### Set task
Find the lines of data that contain the string "from", then list them.

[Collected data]

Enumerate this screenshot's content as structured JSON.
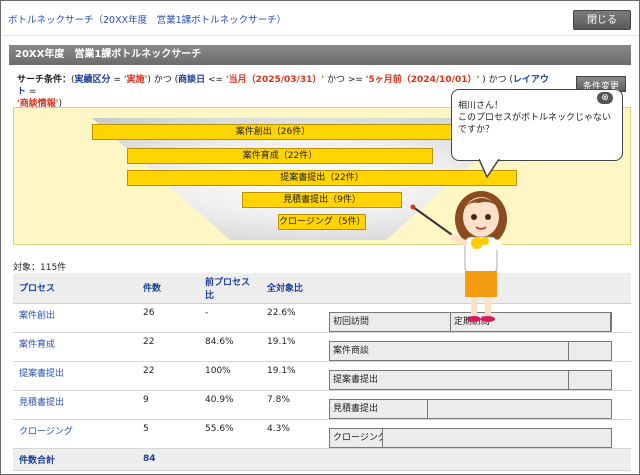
{
  "window": {
    "title": "ボトルネックサーチ（20XX年度　営業1課ボトルネックサーチ）",
    "close_label": "閉じる"
  },
  "section": {
    "title": "20XX年度　営業1課ボトルネックサーチ"
  },
  "conditions": {
    "label": "サーチ条件：",
    "p1_open": "(",
    "field1": "実績区分",
    "op1": " = ",
    "val1": "'実施'",
    "p1_close": ")",
    "and1": " かつ ",
    "p2_open": "(",
    "field2": "商談日",
    "op2": " <= ",
    "val2": "'当月（2025/03/31）'",
    "and2": " かつ >= ",
    "val3": "'5ヶ月前（2024/10/01）'",
    "p2_close": " )",
    "and3": " かつ ",
    "p3_open": "(",
    "field3": "レイアウト",
    "op3": " = ",
    "val4": "'商談情報'",
    "p3_close": ")",
    "change_label": "条件変更"
  },
  "funnel": {
    "bars": [
      {
        "label": "案件創出（26件）"
      },
      {
        "label": "案件育成（22件）"
      },
      {
        "label": "提案書提出（22件）"
      },
      {
        "label": "見積書提出（9件）"
      },
      {
        "label": "クロージング（5件）"
      }
    ]
  },
  "target_count": "対象：115件",
  "table": {
    "headers": [
      "プロセス",
      "件数",
      "前プロセス比",
      "全対象比"
    ],
    "rows": [
      {
        "process": "案件創出",
        "count": "26",
        "prev_ratio": "-",
        "total_ratio": "22.6%",
        "segments": [
          {
            "label": "初回訪問",
            "pct": 43
          },
          {
            "label": "定期訪問",
            "pct": 57
          }
        ]
      },
      {
        "process": "案件育成",
        "count": "22",
        "prev_ratio": "84.6%",
        "total_ratio": "19.1%",
        "segments": [
          {
            "label": "案件商談",
            "pct": 85
          }
        ]
      },
      {
        "process": "提案書提出",
        "count": "22",
        "prev_ratio": "100%",
        "total_ratio": "19.1%",
        "segments": [
          {
            "label": "提案書提出",
            "pct": 85
          }
        ]
      },
      {
        "process": "見積書提出",
        "count": "9",
        "prev_ratio": "40.9%",
        "total_ratio": "7.8%",
        "segments": [
          {
            "label": "見積書提出",
            "pct": 35
          }
        ]
      },
      {
        "process": "クロージング",
        "count": "5",
        "prev_ratio": "55.6%",
        "total_ratio": "4.3%",
        "segments": [
          {
            "label": "クロージング",
            "pct": 19
          }
        ]
      }
    ],
    "total_label": "件数合計",
    "total_value": "84"
  },
  "assistant": {
    "line1": "相川さん！",
    "line2": "このプロセスがボトルネックじゃないですか？",
    "close_symbol": "⊗"
  },
  "colors": {
    "funnel_bar": "#ffd400",
    "link": "#2a4fb3",
    "header_text": "#1b3f95",
    "condition_value": "#d8341a"
  }
}
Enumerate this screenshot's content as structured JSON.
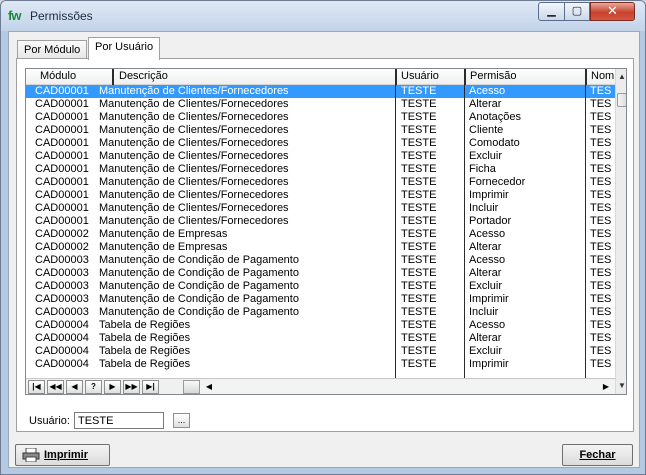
{
  "window": {
    "title": "Permissões",
    "app_icon": "fw",
    "minimize": "minimize-icon",
    "maximize": "maximize-icon",
    "close": "close-icon"
  },
  "tabs": [
    {
      "label": "Por Módulo",
      "active": false
    },
    {
      "label": "Por Usuário",
      "active": true
    }
  ],
  "grid": {
    "columns": [
      "Módulo",
      "Descrição",
      "Usuário",
      "Permisão",
      "Nom"
    ],
    "rows": [
      [
        "CAD00001",
        "Manutenção de Clientes/Fornecedores",
        "TESTE",
        "Acesso",
        "TES"
      ],
      [
        "CAD00001",
        "Manutenção de Clientes/Fornecedores",
        "TESTE",
        "Alterar",
        "TES"
      ],
      [
        "CAD00001",
        "Manutenção de Clientes/Fornecedores",
        "TESTE",
        "Anotações",
        "TES"
      ],
      [
        "CAD00001",
        "Manutenção de Clientes/Fornecedores",
        "TESTE",
        "Cliente",
        "TES"
      ],
      [
        "CAD00001",
        "Manutenção de Clientes/Fornecedores",
        "TESTE",
        "Comodato",
        "TES"
      ],
      [
        "CAD00001",
        "Manutenção de Clientes/Fornecedores",
        "TESTE",
        "Excluir",
        "TES"
      ],
      [
        "CAD00001",
        "Manutenção de Clientes/Fornecedores",
        "TESTE",
        "Ficha",
        "TES"
      ],
      [
        "CAD00001",
        "Manutenção de Clientes/Fornecedores",
        "TESTE",
        "Fornecedor",
        "TES"
      ],
      [
        "CAD00001",
        "Manutenção de Clientes/Fornecedores",
        "TESTE",
        "Imprimir",
        "TES"
      ],
      [
        "CAD00001",
        "Manutenção de Clientes/Fornecedores",
        "TESTE",
        "Incluir",
        "TES"
      ],
      [
        "CAD00001",
        "Manutenção de Clientes/Fornecedores",
        "TESTE",
        "Portador",
        "TES"
      ],
      [
        "CAD00002",
        "Manutenção de Empresas",
        "TESTE",
        "Acesso",
        "TES"
      ],
      [
        "CAD00002",
        "Manutenção de Empresas",
        "TESTE",
        "Alterar",
        "TES"
      ],
      [
        "CAD00003",
        "Manutenção de Condição de Pagamento",
        "TESTE",
        "Acesso",
        "TES"
      ],
      [
        "CAD00003",
        "Manutenção de Condição de Pagamento",
        "TESTE",
        "Alterar",
        "TES"
      ],
      [
        "CAD00003",
        "Manutenção de Condição de Pagamento",
        "TESTE",
        "Excluir",
        "TES"
      ],
      [
        "CAD00003",
        "Manutenção de Condição de Pagamento",
        "TESTE",
        "Imprimir",
        "TES"
      ],
      [
        "CAD00003",
        "Manutenção de Condição de Pagamento",
        "TESTE",
        "Incluir",
        "TES"
      ],
      [
        "CAD00004",
        "Tabela de Regiões",
        "TESTE",
        "Acesso",
        "TES"
      ],
      [
        "CAD00004",
        "Tabela de Regiões",
        "TESTE",
        "Alterar",
        "TES"
      ],
      [
        "CAD00004",
        "Tabela de Regiões",
        "TESTE",
        "Excluir",
        "TES"
      ],
      [
        "CAD00004",
        "Tabela de Regiões",
        "TESTE",
        "Imprimir",
        "TES"
      ]
    ],
    "selected_row": 0
  },
  "navigator": {
    "buttons": [
      "|◀",
      "◀◀",
      "◀",
      "?",
      "▶",
      "▶▶",
      "▶|"
    ]
  },
  "user_filter": {
    "label": "Usuário:",
    "value": "TESTE",
    "lookup_button": "..."
  },
  "footer": {
    "print_label": "Imprimir",
    "close_label": "Fechar"
  },
  "colors": {
    "selection": "#3399ff",
    "window_frame": "#b6c9e2",
    "close_button": "#c7432f"
  }
}
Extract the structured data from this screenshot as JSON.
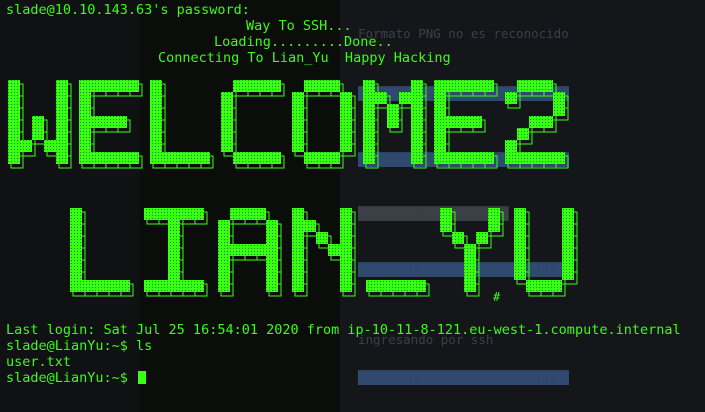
{
  "terminal": {
    "password_prompt": "slade@10.10.143.63's password:",
    "motd_line1": "Way To SSH...",
    "motd_line2": "Loading.........Done..",
    "motd_line3": "Connecting To Lian_Yu  Happy Hacking",
    "banner_line1": "WELCOME2",
    "banner_line2": "LIAN_YU",
    "banner_hash": "#",
    "last_login": "Last login: Sat Jul 25 16:54:01 2020 from ip-10-11-8-121.eu-west-1.compute.internal",
    "prompt1": "slade@LianYu:~$ ls",
    "ls_output": "user.txt",
    "prompt2": "slade@LianYu:~$ "
  },
  "colors": {
    "terminal_green": "#39ff14",
    "background": "#0b0d0b"
  },
  "background_window": {
    "line1": "Formato PNG no es reconocido",
    "line2": "ingresando por ssh"
  }
}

### Task answer
Extract the structured data from this screenshot as JSON.
    "last_login": "Last login: Sat Jul 25 16:54:01 2020 from ip-10-11-8-121.eu-west-1.compute.internal",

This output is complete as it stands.